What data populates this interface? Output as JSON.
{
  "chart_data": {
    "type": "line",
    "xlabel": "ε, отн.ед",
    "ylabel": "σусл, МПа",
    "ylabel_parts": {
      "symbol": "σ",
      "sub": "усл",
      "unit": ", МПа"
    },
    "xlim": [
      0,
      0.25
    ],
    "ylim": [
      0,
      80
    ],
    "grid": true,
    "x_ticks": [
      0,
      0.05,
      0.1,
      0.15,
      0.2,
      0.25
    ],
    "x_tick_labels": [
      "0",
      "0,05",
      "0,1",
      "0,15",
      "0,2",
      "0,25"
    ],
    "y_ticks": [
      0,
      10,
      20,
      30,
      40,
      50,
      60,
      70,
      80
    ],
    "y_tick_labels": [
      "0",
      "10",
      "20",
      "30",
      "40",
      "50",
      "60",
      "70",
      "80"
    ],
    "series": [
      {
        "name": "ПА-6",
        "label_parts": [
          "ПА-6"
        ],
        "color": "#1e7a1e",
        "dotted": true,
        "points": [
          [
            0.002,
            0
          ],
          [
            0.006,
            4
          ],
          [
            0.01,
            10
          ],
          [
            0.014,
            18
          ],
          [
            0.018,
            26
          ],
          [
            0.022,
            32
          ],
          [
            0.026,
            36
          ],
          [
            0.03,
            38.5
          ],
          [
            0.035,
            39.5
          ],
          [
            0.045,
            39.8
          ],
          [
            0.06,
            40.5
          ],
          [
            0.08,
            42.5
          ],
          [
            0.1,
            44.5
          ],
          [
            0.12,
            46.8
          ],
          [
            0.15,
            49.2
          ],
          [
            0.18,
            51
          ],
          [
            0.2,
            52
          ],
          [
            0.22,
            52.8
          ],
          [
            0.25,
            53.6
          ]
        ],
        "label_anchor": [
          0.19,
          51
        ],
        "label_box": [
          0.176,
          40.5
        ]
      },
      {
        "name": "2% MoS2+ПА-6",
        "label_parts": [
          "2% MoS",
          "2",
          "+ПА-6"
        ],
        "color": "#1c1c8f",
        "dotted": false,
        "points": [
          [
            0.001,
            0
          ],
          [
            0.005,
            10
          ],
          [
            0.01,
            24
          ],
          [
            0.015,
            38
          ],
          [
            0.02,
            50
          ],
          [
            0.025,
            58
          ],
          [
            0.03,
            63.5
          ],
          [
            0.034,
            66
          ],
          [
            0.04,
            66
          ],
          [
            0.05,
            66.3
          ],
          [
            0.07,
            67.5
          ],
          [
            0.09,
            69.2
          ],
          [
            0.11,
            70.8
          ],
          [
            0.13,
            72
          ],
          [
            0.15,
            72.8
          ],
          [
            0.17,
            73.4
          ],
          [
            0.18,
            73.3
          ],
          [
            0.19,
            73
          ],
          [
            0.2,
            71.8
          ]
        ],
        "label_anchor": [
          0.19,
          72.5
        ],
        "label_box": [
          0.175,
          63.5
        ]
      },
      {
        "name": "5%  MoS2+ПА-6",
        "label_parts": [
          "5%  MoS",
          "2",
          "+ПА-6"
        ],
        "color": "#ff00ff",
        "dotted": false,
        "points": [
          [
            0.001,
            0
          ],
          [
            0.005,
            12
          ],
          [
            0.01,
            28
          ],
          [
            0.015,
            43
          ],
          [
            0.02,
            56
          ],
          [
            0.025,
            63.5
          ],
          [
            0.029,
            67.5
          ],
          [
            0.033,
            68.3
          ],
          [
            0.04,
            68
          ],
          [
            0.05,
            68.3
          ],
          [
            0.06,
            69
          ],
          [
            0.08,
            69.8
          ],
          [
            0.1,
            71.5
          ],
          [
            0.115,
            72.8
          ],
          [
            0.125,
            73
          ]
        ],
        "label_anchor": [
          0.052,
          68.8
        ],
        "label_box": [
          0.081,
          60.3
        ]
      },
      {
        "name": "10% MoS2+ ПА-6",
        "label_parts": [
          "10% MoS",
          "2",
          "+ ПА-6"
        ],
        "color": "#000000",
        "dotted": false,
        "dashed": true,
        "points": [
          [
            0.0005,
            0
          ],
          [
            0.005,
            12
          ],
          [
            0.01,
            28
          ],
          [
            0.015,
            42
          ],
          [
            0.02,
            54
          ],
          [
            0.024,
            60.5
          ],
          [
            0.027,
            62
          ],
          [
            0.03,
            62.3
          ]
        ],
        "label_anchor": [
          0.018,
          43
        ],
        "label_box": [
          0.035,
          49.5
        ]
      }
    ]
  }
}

^^^^^^^^

◆ **WRITTEN REQUEST**
Retype the material above, line by line, exactly.

◆ **CORRECT RESULT**
What data populates this interface? Output as JSON.
{
  "chart_data": {
    "type": "line",
    "xlabel": "ε, отн.ед",
    "ylabel": "σусл, МПа",
    "ylabel_parts": {
      "symbol": "σ",
      "sub": "усл",
      "unit": ", МПа"
    },
    "xlim": [
      0,
      0.25
    ],
    "ylim": [
      0,
      80
    ],
    "grid": true,
    "x_ticks": [
      0,
      0.05,
      0.1,
      0.15,
      0.2,
      0.25
    ],
    "x_tick_labels": [
      "0",
      "0,05",
      "0,1",
      "0,15",
      "0,2",
      "0,25"
    ],
    "y_ticks": [
      0,
      10,
      20,
      30,
      40,
      50,
      60,
      70,
      80
    ],
    "y_tick_labels": [
      "0",
      "10",
      "20",
      "30",
      "40",
      "50",
      "60",
      "70",
      "80"
    ],
    "series": [
      {
        "name": "ПА-6",
        "label_parts": [
          "ПА-6"
        ],
        "color": "#1e7a1e",
        "dotted": true,
        "points": [
          [
            0.002,
            0
          ],
          [
            0.006,
            4
          ],
          [
            0.01,
            10
          ],
          [
            0.014,
            18
          ],
          [
            0.018,
            26
          ],
          [
            0.022,
            32
          ],
          [
            0.026,
            36
          ],
          [
            0.03,
            38.5
          ],
          [
            0.035,
            39.5
          ],
          [
            0.045,
            39.8
          ],
          [
            0.06,
            40.5
          ],
          [
            0.08,
            42.5
          ],
          [
            0.1,
            44.5
          ],
          [
            0.12,
            46.8
          ],
          [
            0.15,
            49.2
          ],
          [
            0.18,
            51
          ],
          [
            0.2,
            52
          ],
          [
            0.22,
            52.8
          ],
          [
            0.25,
            53.6
          ]
        ],
        "label_anchor": [
          0.19,
          51
        ],
        "label_box": [
          0.176,
          40.5
        ]
      },
      {
        "name": "2% MoS2+ПА-6",
        "label_parts": [
          "2% MoS",
          "2",
          "+ПА-6"
        ],
        "color": "#1c1c8f",
        "dotted": false,
        "points": [
          [
            0.001,
            0
          ],
          [
            0.005,
            10
          ],
          [
            0.01,
            24
          ],
          [
            0.015,
            38
          ],
          [
            0.02,
            50
          ],
          [
            0.025,
            58
          ],
          [
            0.03,
            63.5
          ],
          [
            0.034,
            66
          ],
          [
            0.04,
            66
          ],
          [
            0.05,
            66.3
          ],
          [
            0.07,
            67.5
          ],
          [
            0.09,
            69.2
          ],
          [
            0.11,
            70.8
          ],
          [
            0.13,
            72
          ],
          [
            0.15,
            72.8
          ],
          [
            0.17,
            73.4
          ],
          [
            0.18,
            73.3
          ],
          [
            0.19,
            73
          ],
          [
            0.2,
            71.8
          ]
        ],
        "label_anchor": [
          0.19,
          72.5
        ],
        "label_box": [
          0.175,
          63.5
        ]
      },
      {
        "name": "5%  MoS2+ПА-6",
        "label_parts": [
          "5%  MoS",
          "2",
          "+ПА-6"
        ],
        "color": "#ff00ff",
        "dotted": false,
        "points": [
          [
            0.001,
            0
          ],
          [
            0.005,
            12
          ],
          [
            0.01,
            28
          ],
          [
            0.015,
            43
          ],
          [
            0.02,
            56
          ],
          [
            0.025,
            63.5
          ],
          [
            0.029,
            67.5
          ],
          [
            0.033,
            68.3
          ],
          [
            0.04,
            68
          ],
          [
            0.05,
            68.3
          ],
          [
            0.06,
            69
          ],
          [
            0.08,
            69.8
          ],
          [
            0.1,
            71.5
          ],
          [
            0.115,
            72.8
          ],
          [
            0.125,
            73
          ]
        ],
        "label_anchor": [
          0.052,
          68.8
        ],
        "label_box": [
          0.081,
          60.3
        ]
      },
      {
        "name": "10% MoS2+ ПА-6",
        "label_parts": [
          "10% MoS",
          "2",
          "+ ПА-6"
        ],
        "color": "#000000",
        "dotted": false,
        "dashed": true,
        "points": [
          [
            0.0005,
            0
          ],
          [
            0.005,
            12
          ],
          [
            0.01,
            28
          ],
          [
            0.015,
            42
          ],
          [
            0.02,
            54
          ],
          [
            0.024,
            60.5
          ],
          [
            0.027,
            62
          ],
          [
            0.03,
            62.3
          ]
        ],
        "label_anchor": [
          0.018,
          43
        ],
        "label_box": [
          0.035,
          49.5
        ]
      }
    ]
  }
}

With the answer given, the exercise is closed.